*Requests*:
1 – For each statement below, say whether it agrees with the Inazuma Eleven forum thread. Answer yes or no, and quote the deciding words of the thread. (a) The boxart calls the game a "Superdimensional Soccer RPG." (b) DivineZeus says the game already has a confirmed English release. (c) manaphy4ever had been waiting for the game since 2007.
2 – Copy the passage of the Inazuma Eleven forum thread between "The boxart says" and "soccer coach sim?", inclusive, and change "Famitsu" to "the reviewers".
3 – According to the Inazuma Eleven forum thread, what does Sp33der expect an English release to ruin?
begin Text extract
# DS #2583: Inazuma Eleven (Japan)



## JPH (Aug 22, 2008)

^^ndsrelease-3554^^


----------



## JPH (Aug 22, 2008)

Sweet


----------



## aerowalk (Aug 22, 2008)

omg
i hope this game get english release


----------



## JPdensetsu (Aug 22, 2008)

Finally, I looked out for this release


----------



## leetcakes (Aug 22, 2008)

will try to play it


----------



## DivineZeus (Aug 22, 2008)

Yay finally! 
	

	
	
		
		

		
		
	


	




 Captain Tsubasa FTW!


----------



## LokusT (Aug 22, 2008)

Not entirely convinced it was worth me staying awake for this but I've been looking forward to this so much that I will power on through the sleep deprivation for it.  I'd love an english translation of this.  I have a bad feeling it won't be translated though 
	

	
	
		
		

		
		
	


	




Anyway, finally, it's arrived in all it's foreign goodness..... now to 'acquire' it.....  :\


----------



## deathfisaro (Aug 22, 2008)

The boxart says "Superdimensional Soccer RPG" but looks more like Football Management DS.
I think Famitsu gave it pretty good scores, but is this really "soccer RPG" or is it a soccer coach sim?


----------



## DivineZeus (Aug 22, 2008)

Damn, i can't find it anywhere... :/


----------



## manaphy4ever (Aug 22, 2008)

wohooo yes its out and realesed the my best game ever it Inazuma Eleven this is my best day ever iam waiting for this long time since in 2007 when the said in 2008 will be realesed and now its been realease thanks cant wait to play


----------



## scoozer (Aug 22, 2008)

So, whats the point for you guys waiting for THIS release? You dont get the whole experience if you cant  read japanese.


----------



## Sp33der (Aug 22, 2008)

Wow that was fast, can't wait for english release(well actually i can they WILL screw up the voices)


----------



## DivineZeus (Aug 22, 2008)

scoozer said:
			
		

> So, whats the point for you guys waiting for THIS release? You dont get the whole experience if you cant  read japanese.


Well, there's the RPG section which probably i can't play, but i wanna try the play mode... hope i can handle at least one match! 
	

	
	
		
		

		
		
	


	




BTW, i can't find it anywhere yet, ugh...


----------



## lob4k (Aug 22, 2008)

i found it, going to try this one.


----------



## DivineZeus (Aug 22, 2008)

Meh, very nice game, but too much japanese text and speech... 
	

	
	
		
		

		
		
	


	




 too bad, we need a western edition...


----------



## Ferrariman (Aug 22, 2008)

Did this get a confirmed english release yet?


----------



## Jei (Aug 22, 2008)

It's goddamnin' finally out 
	

	
	
		
		

		
		
	


	




I was just deleting some awful games off my SD yesterday... good timing


----------



## DivineZeus (Aug 22, 2008)

ferrariman said:
			
		

> Did this get a confirmed english release yet?


Not yet...
end Text extract
begin Provided information
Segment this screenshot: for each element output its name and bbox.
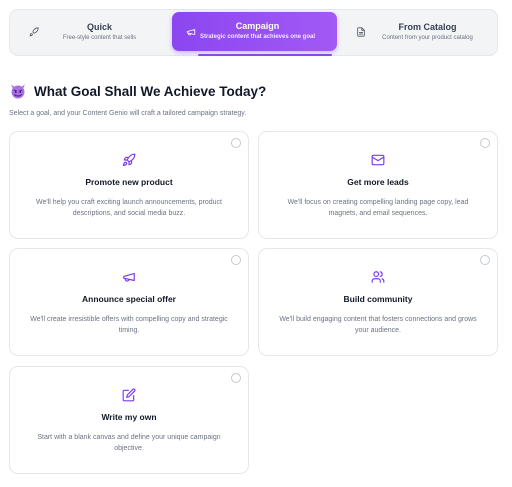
tab-campaign-subtitle: Strategic content that achieves one goal xyxy=(199,34,316,40)
mode-tabs: Quick Free-style content that sells Camp… xyxy=(9,9,498,56)
mail-icon xyxy=(371,154,385,166)
tab-quick-title: Quick xyxy=(86,22,112,32)
goal-title: Promote new product xyxy=(85,177,173,187)
page-heading: What Goal Shall We Achieve Today? xyxy=(9,82,266,100)
goal-card-write-my-own[interactable]: Write my own Start with a blank canvas a… xyxy=(9,366,249,474)
goal-description: We'll focus on creating compelling landi… xyxy=(287,199,469,217)
goal-radio[interactable] xyxy=(480,255,490,265)
goal-title: Announce special offer xyxy=(82,294,176,304)
page-subtitle: Select a goal, and your Content Genio wi… xyxy=(9,110,247,117)
smiling-devil-emoji-icon xyxy=(11,84,25,99)
goal-description: We'll build engaging content that foster… xyxy=(279,316,477,334)
tab-campaign-title: Campaign xyxy=(235,21,280,31)
megaphone-icon xyxy=(186,29,196,36)
goal-radio[interactable] xyxy=(231,138,241,148)
goal-radio[interactable] xyxy=(231,255,241,265)
tab-from-catalog[interactable]: From Catalog Content from your product c… xyxy=(340,10,499,55)
goal-radio[interactable] xyxy=(231,373,241,383)
document-icon xyxy=(357,27,365,37)
tab-quick-subtitle: Free-style content that sells xyxy=(62,35,137,41)
tab-campaign[interactable]: Campaign Strategic content that achieves… xyxy=(172,12,337,51)
goal-radio[interactable] xyxy=(480,138,490,148)
goal-title: Write my own xyxy=(101,412,157,422)
users-icon xyxy=(371,271,385,283)
goal-title: Build community xyxy=(343,294,413,304)
goal-description: We'll help you craft exciting launch ann… xyxy=(35,199,223,217)
goal-card-build-community[interactable]: Build community We'll build engaging con… xyxy=(258,248,498,356)
goal-card-promote-new-product[interactable]: Promote new product We'll help you craft… xyxy=(9,131,249,239)
rocket-icon xyxy=(29,27,39,37)
goal-title: Get more leads xyxy=(347,177,409,187)
goal-description: We'll create irresistible offers with co… xyxy=(30,316,228,334)
goal-description: Start with a blank canvas and define you… xyxy=(37,434,221,452)
goal-card-announce-special-offer[interactable]: Announce special offer We'll create irre… xyxy=(9,248,249,356)
tab-catalog-subtitle: Content from your product catalog xyxy=(382,35,473,41)
rocket-icon xyxy=(122,153,136,167)
pencil-square-icon xyxy=(122,388,136,402)
tab-quick[interactable]: Quick Free-style content that sells xyxy=(10,10,171,55)
megaphone-icon xyxy=(123,272,135,282)
goal-card-get-more-leads[interactable]: Get more leads We'll focus on creating c… xyxy=(258,131,498,239)
tab-catalog-title: From Catalog xyxy=(398,22,457,32)
active-tab-indicator xyxy=(198,54,332,56)
page-title: What Goal Shall We Achieve Today? xyxy=(34,83,267,99)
end Provided information
*Outputs for the tasks*:
1 – (a) Yes: "The boxart says "Superdimensional Soccer RPG"". (b) No: "Not yet...". (c) Yes: "iam waiting for this long time since in 2007".

2 –
The boxart says "Superdimensional Soccer RPG" but looks more like Football Management DS.
I think the reviewers gave it pretty good scores, but is this really "soccer RPG" or is it a soccer coach sim?

3 – The voices.